WHAT THE EXERCISE ASKS:
Only the number is wanted: how many lines contain "screenshot"?

EXERCISE INPUT:

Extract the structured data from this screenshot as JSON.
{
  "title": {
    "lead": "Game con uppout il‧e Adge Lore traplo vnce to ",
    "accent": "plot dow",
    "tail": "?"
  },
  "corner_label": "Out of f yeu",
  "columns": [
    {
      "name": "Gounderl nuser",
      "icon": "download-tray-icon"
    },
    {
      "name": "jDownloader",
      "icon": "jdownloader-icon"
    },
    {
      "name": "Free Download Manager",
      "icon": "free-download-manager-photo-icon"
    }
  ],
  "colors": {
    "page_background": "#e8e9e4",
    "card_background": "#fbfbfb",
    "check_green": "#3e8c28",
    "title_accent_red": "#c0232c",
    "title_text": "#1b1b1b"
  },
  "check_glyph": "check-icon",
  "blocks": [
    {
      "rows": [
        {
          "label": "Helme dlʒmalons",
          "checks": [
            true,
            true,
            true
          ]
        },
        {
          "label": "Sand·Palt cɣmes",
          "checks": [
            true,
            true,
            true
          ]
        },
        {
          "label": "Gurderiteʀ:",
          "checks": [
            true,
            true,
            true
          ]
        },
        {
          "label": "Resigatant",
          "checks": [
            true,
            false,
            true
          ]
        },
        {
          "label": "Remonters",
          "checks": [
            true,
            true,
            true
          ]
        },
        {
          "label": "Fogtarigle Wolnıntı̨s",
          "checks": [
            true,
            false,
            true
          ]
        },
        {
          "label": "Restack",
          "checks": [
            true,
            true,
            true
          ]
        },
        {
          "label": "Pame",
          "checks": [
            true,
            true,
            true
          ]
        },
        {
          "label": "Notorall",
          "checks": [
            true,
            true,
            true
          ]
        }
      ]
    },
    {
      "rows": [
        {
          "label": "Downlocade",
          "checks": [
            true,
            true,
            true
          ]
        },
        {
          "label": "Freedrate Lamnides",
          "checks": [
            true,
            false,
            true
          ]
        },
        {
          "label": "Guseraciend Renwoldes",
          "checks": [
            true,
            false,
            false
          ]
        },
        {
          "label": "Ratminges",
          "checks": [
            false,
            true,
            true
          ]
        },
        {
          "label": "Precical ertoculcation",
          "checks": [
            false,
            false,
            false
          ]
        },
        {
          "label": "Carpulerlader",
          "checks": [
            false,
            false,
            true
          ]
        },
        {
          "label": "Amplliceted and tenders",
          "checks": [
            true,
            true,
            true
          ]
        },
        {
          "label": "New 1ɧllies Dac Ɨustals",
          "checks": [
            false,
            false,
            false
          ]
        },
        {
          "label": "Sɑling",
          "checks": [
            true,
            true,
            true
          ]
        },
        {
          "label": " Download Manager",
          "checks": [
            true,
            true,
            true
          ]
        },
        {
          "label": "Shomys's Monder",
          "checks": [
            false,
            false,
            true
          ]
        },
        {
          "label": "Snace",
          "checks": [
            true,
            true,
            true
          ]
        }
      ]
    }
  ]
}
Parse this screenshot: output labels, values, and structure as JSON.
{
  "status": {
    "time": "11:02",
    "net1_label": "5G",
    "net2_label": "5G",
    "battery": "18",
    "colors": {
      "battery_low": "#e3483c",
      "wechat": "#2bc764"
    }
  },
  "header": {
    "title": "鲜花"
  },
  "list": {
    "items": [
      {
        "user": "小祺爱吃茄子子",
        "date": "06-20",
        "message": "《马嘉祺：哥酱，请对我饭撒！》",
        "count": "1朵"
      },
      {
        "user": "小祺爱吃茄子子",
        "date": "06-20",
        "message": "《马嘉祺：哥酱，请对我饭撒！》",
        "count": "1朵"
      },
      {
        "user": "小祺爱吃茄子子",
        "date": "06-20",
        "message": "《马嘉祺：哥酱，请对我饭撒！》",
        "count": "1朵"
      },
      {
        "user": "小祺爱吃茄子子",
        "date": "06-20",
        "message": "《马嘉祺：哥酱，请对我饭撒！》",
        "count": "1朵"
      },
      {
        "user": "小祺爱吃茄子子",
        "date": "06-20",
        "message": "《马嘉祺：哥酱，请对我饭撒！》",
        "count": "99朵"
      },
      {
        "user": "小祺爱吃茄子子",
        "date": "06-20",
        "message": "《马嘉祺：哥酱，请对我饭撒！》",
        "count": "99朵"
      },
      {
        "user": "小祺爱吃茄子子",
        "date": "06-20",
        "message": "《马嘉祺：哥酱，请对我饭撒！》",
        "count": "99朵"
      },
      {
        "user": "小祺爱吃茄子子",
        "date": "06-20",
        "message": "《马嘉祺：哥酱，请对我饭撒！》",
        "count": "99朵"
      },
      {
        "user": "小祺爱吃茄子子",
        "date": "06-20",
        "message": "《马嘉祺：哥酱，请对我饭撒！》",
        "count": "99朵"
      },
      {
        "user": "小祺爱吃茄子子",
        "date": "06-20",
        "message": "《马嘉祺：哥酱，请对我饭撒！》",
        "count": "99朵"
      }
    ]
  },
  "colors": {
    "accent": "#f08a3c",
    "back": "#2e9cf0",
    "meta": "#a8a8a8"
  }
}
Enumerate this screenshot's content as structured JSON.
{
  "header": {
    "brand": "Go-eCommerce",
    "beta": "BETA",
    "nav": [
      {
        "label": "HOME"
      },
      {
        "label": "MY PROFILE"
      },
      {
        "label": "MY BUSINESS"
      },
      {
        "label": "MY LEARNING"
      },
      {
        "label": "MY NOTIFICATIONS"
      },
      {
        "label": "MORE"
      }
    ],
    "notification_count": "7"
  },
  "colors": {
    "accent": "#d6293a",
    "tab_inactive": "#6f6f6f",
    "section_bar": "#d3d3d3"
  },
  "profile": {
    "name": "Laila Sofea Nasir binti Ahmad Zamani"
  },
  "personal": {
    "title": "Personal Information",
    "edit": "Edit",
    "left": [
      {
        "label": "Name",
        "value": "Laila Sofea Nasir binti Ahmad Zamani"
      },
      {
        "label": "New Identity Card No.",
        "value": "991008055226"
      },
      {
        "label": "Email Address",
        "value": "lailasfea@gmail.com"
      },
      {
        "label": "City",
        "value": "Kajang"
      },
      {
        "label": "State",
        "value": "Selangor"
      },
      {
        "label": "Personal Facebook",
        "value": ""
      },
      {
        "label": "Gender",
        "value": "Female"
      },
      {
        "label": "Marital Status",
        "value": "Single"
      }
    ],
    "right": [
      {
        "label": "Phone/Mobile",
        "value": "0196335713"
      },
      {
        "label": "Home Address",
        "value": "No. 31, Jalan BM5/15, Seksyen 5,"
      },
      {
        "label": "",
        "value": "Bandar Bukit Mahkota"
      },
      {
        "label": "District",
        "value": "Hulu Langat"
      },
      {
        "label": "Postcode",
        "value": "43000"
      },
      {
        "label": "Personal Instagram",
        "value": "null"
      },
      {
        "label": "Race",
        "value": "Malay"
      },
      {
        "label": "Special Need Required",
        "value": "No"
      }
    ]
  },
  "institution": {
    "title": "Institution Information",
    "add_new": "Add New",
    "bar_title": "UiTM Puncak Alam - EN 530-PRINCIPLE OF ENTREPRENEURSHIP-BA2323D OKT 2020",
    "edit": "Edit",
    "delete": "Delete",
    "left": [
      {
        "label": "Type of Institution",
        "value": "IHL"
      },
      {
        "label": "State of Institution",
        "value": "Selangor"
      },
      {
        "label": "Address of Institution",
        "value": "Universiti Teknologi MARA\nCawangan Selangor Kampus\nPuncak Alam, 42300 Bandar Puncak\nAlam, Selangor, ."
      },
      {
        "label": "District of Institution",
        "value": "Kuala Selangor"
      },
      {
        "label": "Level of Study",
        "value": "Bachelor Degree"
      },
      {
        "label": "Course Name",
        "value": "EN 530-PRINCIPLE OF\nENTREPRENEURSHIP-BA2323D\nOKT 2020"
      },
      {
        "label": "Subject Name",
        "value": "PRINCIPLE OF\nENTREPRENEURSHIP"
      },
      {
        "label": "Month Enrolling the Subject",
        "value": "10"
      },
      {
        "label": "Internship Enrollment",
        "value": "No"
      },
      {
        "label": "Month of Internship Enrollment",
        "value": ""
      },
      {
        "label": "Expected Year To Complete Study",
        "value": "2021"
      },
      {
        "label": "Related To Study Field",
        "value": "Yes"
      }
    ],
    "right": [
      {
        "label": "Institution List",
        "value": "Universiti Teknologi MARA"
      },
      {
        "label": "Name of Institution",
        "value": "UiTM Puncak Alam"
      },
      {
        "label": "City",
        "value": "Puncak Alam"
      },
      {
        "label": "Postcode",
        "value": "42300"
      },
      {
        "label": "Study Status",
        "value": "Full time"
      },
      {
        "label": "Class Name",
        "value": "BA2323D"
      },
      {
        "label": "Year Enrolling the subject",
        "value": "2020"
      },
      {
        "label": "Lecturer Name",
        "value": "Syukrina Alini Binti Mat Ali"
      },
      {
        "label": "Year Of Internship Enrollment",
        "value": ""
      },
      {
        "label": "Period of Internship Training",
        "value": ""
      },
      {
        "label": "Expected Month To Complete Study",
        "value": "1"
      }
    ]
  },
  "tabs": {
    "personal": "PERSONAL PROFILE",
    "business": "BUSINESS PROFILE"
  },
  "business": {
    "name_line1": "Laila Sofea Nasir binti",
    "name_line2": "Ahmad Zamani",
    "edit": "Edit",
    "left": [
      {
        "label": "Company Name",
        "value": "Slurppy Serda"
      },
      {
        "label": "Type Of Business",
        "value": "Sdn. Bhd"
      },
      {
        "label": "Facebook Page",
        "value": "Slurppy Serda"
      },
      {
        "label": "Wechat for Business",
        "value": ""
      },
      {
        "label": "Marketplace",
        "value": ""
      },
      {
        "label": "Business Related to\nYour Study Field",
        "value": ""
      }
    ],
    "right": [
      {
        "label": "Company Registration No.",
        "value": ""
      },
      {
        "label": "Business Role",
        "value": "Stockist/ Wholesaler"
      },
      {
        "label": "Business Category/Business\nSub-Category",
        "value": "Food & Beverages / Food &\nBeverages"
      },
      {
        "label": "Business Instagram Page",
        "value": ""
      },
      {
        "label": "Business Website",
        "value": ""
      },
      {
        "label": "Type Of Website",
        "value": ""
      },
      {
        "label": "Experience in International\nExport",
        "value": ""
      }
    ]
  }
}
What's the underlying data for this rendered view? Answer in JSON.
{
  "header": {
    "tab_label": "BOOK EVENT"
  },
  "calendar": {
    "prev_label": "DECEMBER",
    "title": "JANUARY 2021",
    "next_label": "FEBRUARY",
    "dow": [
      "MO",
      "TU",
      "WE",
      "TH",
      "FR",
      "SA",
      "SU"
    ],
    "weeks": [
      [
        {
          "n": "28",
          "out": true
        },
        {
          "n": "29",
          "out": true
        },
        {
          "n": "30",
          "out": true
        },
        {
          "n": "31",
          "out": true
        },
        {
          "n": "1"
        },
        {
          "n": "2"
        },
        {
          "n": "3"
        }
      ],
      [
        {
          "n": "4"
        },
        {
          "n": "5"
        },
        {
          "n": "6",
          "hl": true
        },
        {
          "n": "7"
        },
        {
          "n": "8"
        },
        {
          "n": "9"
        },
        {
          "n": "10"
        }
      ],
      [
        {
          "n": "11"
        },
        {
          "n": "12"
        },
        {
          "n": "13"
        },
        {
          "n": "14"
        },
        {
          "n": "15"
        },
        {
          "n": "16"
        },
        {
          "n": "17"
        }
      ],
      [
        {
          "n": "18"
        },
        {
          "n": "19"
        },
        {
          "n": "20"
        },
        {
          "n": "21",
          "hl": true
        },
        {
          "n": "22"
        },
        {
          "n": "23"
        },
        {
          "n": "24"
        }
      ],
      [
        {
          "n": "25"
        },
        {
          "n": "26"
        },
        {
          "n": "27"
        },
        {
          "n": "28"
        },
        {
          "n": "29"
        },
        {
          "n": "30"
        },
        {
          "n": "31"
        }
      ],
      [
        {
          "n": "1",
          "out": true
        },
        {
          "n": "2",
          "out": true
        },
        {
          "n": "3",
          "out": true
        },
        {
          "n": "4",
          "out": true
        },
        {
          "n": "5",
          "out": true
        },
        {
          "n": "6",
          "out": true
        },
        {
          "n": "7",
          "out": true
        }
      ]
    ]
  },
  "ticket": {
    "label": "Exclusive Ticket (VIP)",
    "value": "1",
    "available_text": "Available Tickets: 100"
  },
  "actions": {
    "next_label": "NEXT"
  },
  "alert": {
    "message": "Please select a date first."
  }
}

EXERCISE OUTPUT:
3